[Extracted records]
"""

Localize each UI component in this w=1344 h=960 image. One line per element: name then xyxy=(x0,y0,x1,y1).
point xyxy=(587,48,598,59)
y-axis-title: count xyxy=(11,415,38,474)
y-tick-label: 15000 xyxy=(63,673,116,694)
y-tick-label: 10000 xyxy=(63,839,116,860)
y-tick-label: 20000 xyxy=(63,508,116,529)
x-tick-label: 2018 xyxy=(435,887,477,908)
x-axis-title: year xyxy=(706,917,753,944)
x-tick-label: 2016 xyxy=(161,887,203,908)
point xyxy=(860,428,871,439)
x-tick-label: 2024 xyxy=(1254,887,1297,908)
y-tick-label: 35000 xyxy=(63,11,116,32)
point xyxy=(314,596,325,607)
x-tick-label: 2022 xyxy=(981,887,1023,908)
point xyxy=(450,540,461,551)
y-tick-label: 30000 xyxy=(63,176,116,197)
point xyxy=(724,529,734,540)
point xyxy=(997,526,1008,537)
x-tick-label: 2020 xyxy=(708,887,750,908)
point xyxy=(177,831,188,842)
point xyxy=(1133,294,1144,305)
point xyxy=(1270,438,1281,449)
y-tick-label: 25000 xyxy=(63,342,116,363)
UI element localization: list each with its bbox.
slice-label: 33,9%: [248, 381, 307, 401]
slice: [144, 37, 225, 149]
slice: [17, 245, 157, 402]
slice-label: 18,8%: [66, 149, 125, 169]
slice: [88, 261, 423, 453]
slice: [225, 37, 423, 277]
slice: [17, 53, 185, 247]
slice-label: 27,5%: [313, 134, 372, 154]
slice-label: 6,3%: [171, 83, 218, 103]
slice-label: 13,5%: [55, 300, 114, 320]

"""

Task goal: Rewrite the records with every "slice-label" swapped for "wedge-label", keeping all else the same.

Output:
Localize each UI component in this w=1344 h=960 image. One line per element: name then xyxy=(x0,y0,x1,y1).
point xyxy=(587,48,598,59)
y-axis-title: count xyxy=(11,415,38,474)
y-tick-label: 15000 xyxy=(63,673,116,694)
y-tick-label: 10000 xyxy=(63,839,116,860)
y-tick-label: 20000 xyxy=(63,508,116,529)
x-tick-label: 2018 xyxy=(435,887,477,908)
x-axis-title: year xyxy=(706,917,753,944)
x-tick-label: 2016 xyxy=(161,887,203,908)
point xyxy=(860,428,871,439)
x-tick-label: 2024 xyxy=(1254,887,1297,908)
y-tick-label: 35000 xyxy=(63,11,116,32)
point xyxy=(314,596,325,607)
x-tick-label: 2022 xyxy=(981,887,1023,908)
point xyxy=(450,540,461,551)
y-tick-label: 30000 xyxy=(63,176,116,197)
point xyxy=(724,529,734,540)
point xyxy=(997,526,1008,537)
x-tick-label: 2020 xyxy=(708,887,750,908)
point xyxy=(177,831,188,842)
point xyxy=(1133,294,1144,305)
point xyxy=(1270,438,1281,449)
y-tick-label: 25000 xyxy=(63,342,116,363)
UI element localization: list each with its bbox.
wedge-label: 33,9%: [248, 381, 307, 401]
slice: [144, 37, 225, 149]
slice: [17, 245, 157, 402]
wedge-label: 18,8%: [66, 149, 125, 169]
slice: [88, 261, 423, 453]
slice: [225, 37, 423, 277]
slice: [17, 53, 185, 247]
wedge-label: 27,5%: [313, 134, 372, 154]
wedge-label: 6,3%: [171, 83, 218, 103]
wedge-label: 13,5%: [55, 300, 114, 320]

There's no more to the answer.